▶ WHAT YOU NEED TO DO: Give every line of the rows below as a numbered list, with blank lines left out. Leave the pictures out of your answer.

▶ THE INPUT:
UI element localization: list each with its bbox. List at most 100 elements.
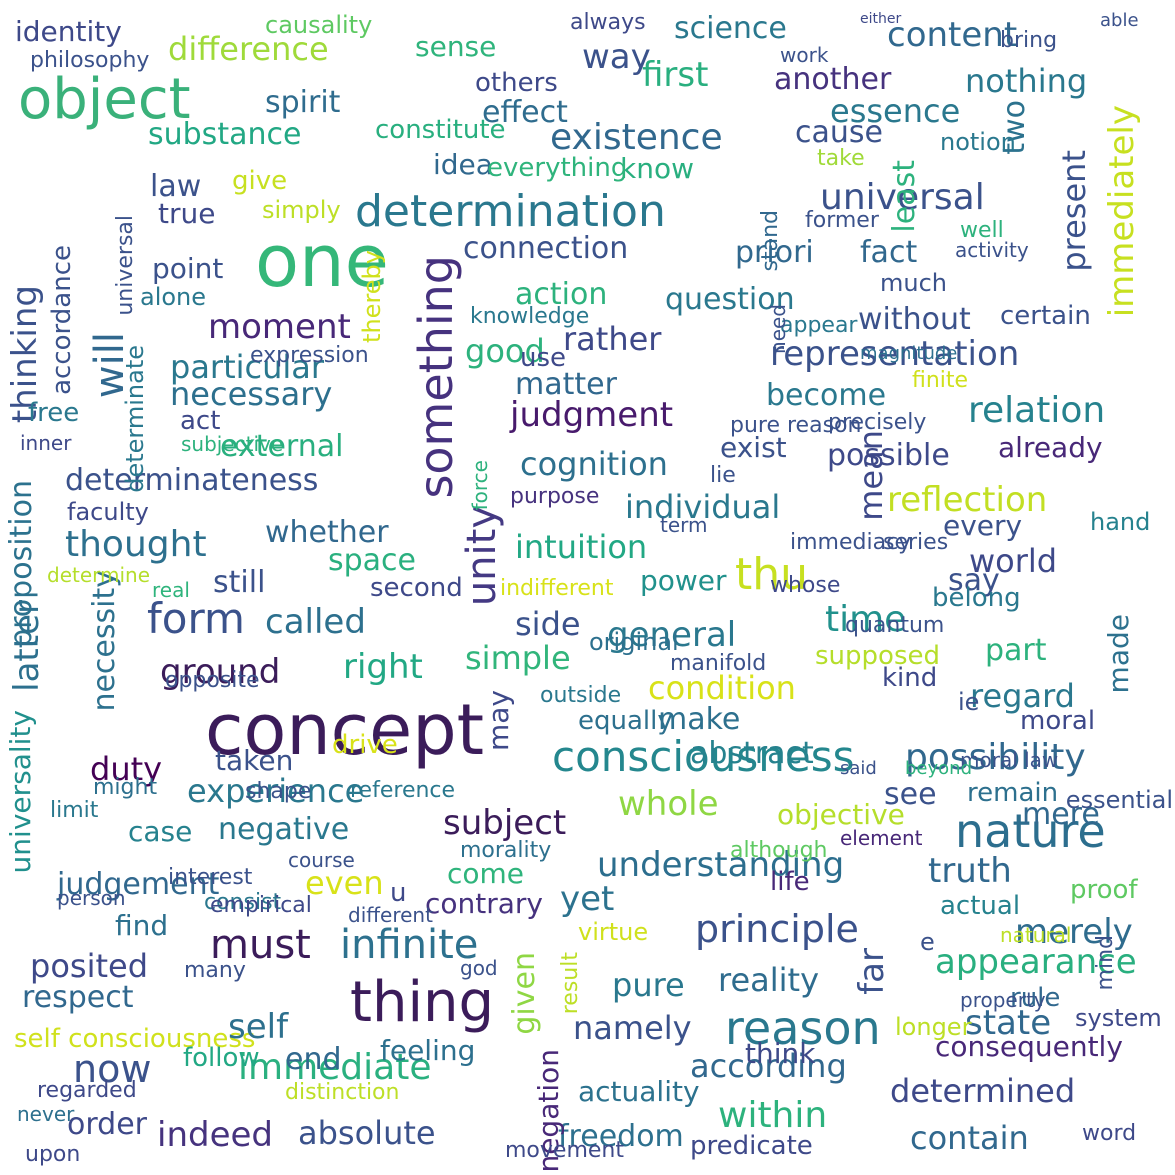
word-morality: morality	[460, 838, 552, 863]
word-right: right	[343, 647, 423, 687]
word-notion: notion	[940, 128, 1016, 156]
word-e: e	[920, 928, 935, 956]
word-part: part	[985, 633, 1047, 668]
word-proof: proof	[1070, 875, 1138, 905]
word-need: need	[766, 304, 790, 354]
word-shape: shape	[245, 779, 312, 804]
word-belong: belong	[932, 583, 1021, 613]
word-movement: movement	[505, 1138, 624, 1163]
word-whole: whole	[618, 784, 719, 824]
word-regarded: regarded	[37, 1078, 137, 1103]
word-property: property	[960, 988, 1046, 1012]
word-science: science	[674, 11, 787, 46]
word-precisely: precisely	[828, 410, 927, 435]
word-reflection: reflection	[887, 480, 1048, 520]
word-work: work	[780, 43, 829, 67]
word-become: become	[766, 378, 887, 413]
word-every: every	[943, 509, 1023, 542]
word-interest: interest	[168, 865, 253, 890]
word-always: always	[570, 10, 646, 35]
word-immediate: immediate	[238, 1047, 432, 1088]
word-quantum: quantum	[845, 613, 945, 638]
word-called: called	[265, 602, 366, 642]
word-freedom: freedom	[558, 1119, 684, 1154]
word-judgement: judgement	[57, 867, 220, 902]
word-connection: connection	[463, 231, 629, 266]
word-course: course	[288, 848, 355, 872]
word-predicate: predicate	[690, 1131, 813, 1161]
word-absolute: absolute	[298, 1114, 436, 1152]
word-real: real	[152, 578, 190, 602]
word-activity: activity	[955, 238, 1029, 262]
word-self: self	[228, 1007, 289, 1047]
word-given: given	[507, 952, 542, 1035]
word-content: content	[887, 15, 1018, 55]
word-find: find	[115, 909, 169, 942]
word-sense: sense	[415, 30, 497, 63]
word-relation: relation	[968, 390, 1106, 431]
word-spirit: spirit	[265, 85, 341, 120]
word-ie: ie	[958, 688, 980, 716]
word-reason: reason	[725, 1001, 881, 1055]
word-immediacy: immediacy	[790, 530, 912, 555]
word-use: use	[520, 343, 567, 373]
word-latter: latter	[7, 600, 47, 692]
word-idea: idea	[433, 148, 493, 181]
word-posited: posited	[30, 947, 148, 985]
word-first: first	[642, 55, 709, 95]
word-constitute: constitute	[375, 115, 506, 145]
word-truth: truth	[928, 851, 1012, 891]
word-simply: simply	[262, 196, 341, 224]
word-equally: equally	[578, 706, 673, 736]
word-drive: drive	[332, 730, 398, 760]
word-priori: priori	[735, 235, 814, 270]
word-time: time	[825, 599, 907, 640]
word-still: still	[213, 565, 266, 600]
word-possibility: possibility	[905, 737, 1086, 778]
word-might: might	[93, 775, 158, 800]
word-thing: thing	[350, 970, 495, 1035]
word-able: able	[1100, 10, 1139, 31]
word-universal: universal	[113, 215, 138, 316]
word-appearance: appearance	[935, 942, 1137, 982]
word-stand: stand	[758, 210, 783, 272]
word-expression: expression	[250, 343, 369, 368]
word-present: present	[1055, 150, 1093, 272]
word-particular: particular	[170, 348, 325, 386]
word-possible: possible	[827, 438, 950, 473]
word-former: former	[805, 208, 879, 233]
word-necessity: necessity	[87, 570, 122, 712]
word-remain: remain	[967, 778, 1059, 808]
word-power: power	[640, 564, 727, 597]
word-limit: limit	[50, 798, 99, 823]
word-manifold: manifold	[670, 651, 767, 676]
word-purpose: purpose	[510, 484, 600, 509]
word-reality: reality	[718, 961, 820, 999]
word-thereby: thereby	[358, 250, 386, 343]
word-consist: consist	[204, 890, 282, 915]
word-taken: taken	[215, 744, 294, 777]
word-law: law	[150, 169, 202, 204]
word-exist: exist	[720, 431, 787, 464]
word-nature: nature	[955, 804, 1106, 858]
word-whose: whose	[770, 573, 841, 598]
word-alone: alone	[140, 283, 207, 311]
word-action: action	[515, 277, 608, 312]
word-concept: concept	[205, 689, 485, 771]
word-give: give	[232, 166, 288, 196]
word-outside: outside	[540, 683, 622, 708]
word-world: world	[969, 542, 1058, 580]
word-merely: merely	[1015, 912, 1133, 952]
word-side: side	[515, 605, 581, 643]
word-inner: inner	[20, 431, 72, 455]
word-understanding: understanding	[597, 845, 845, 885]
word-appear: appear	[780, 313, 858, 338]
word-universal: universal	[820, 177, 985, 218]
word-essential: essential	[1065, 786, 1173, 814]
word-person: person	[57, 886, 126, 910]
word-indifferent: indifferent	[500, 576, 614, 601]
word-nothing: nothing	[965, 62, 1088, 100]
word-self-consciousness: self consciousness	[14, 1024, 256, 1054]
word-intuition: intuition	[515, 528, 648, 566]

▶ ANSWER:
1. UI element localization: list each with its bbox. List at most 100 elements.
2. word-morality: morality	[460, 838, 552, 863]
3. word-right: right	[343, 647, 423, 687]
4. word-notion: notion	[940, 128, 1016, 156]
5. word-e: e	[920, 928, 935, 956]
6. word-part: part	[985, 633, 1047, 668]
7. word-proof: proof	[1070, 875, 1138, 905]
8. word-need: need	[766, 304, 790, 354]
9. word-shape: shape	[245, 779, 312, 804]
10. word-belong: belong	[932, 583, 1021, 613]
11. word-movement: movement	[505, 1138, 624, 1163]
12. word-whole: whole	[618, 784, 719, 824]
13. word-regarded: regarded	[37, 1078, 137, 1103]
14. word-property: property	[960, 988, 1046, 1012]
15. word-science: science	[674, 11, 787, 46]
16. word-precisely: precisely	[828, 410, 927, 435]
17. word-reflection: reflection	[887, 480, 1048, 520]
18. word-work: work	[780, 43, 829, 67]
19. word-become: become	[766, 378, 887, 413]
20. word-every: every	[943, 509, 1023, 542]
21. word-interest: interest	[168, 865, 253, 890]
22. word-always: always	[570, 10, 646, 35]
23. word-immediate: immediate	[238, 1047, 432, 1088]
24. word-quantum: quantum	[845, 613, 945, 638]
25. word-called: called	[265, 602, 366, 642]
26. word-freedom: freedom	[558, 1119, 684, 1154]
27. word-judgement: judgement	[57, 867, 220, 902]
28. word-connection: connection	[463, 231, 629, 266]
29. word-course: course	[288, 848, 355, 872]
30. word-predicate: predicate	[690, 1131, 813, 1161]
31. word-absolute: absolute	[298, 1114, 436, 1152]
32. word-real: real	[152, 578, 190, 602]
33. word-activity: activity	[955, 238, 1029, 262]
34. word-self: self	[228, 1007, 289, 1047]
35. word-given: given	[507, 952, 542, 1035]
36. word-content: content	[887, 15, 1018, 55]
37. word-find: find	[115, 909, 169, 942]
38. word-sense: sense	[415, 30, 497, 63]
39. word-relation: relation	[968, 390, 1106, 431]
40. word-spirit: spirit	[265, 85, 341, 120]
41. word-ie: ie	[958, 688, 980, 716]
42. word-reason: reason	[725, 1001, 881, 1055]
43. word-immediacy: immediacy	[790, 530, 912, 555]
44. word-use: use	[520, 343, 567, 373]
45. word-latter: latter	[7, 600, 47, 692]
46. word-idea: idea	[433, 148, 493, 181]
47. word-posited: posited	[30, 947, 148, 985]
48. word-first: first	[642, 55, 709, 95]
49. word-constitute: constitute	[375, 115, 506, 145]
50. word-truth: truth	[928, 851, 1012, 891]
51. word-simply: simply	[262, 196, 341, 224]
52. word-equally: equally	[578, 706, 673, 736]
53. word-drive: drive	[332, 730, 398, 760]
54. word-priori: priori	[735, 235, 814, 270]
55. word-time: time	[825, 599, 907, 640]
56. word-still: still	[213, 565, 266, 600]
57. word-possibility: possibility	[905, 737, 1086, 778]
58. word-might: might	[93, 775, 158, 800]
59. word-thing: thing	[350, 970, 495, 1035]
60. word-able: able	[1100, 10, 1139, 31]
61. word-universal: universal	[113, 215, 138, 316]
62. word-appearance: appearance	[935, 942, 1137, 982]
63. word-stand: stand	[758, 210, 783, 272]
64. word-expression: expression	[250, 343, 369, 368]
65. word-present: present	[1055, 150, 1093, 272]
66. word-particular: particular	[170, 348, 325, 386]
67. word-possible: possible	[827, 438, 950, 473]
68. word-former: former	[805, 208, 879, 233]
69. word-necessity: necessity	[87, 570, 122, 712]
70. word-remain: remain	[967, 778, 1059, 808]
71. word-power: power	[640, 564, 727, 597]
72. word-limit: limit	[50, 798, 99, 823]
73. word-manifold: manifold	[670, 651, 767, 676]
74. word-purpose: purpose	[510, 484, 600, 509]
75. word-reality: reality	[718, 961, 820, 999]
76. word-thereby: thereby	[358, 250, 386, 343]
77. word-consist: consist	[204, 890, 282, 915]
78. word-taken: taken	[215, 744, 294, 777]
79. word-law: law	[150, 169, 202, 204]
80. word-exist: exist	[720, 431, 787, 464]
81. word-nature: nature	[955, 804, 1106, 858]
82. word-whose: whose	[770, 573, 841, 598]
83. word-alone: alone	[140, 283, 207, 311]
84. word-action: action	[515, 277, 608, 312]
85. word-concept: concept	[205, 689, 485, 771]
86. word-give: give	[232, 166, 288, 196]
87. word-outside: outside	[540, 683, 622, 708]
88. word-world: world	[969, 542, 1058, 580]
89. word-merely: merely	[1015, 912, 1133, 952]
90. word-side: side	[515, 605, 581, 643]
91. word-inner: inner	[20, 431, 72, 455]
92. word-understanding: understanding	[597, 845, 845, 885]
93. word-appear: appear	[780, 313, 858, 338]
94. word-universal: universal	[820, 177, 985, 218]
95. word-essential: essential	[1065, 786, 1173, 814]
96. word-person: person	[57, 886, 126, 910]
97. word-indifferent: indifferent	[500, 576, 614, 601]
98. word-nothing: nothing	[965, 62, 1088, 100]
99. word-self-consciousness: self consciousness	[14, 1024, 256, 1054]
100. word-intuition: intuition	[515, 528, 648, 566]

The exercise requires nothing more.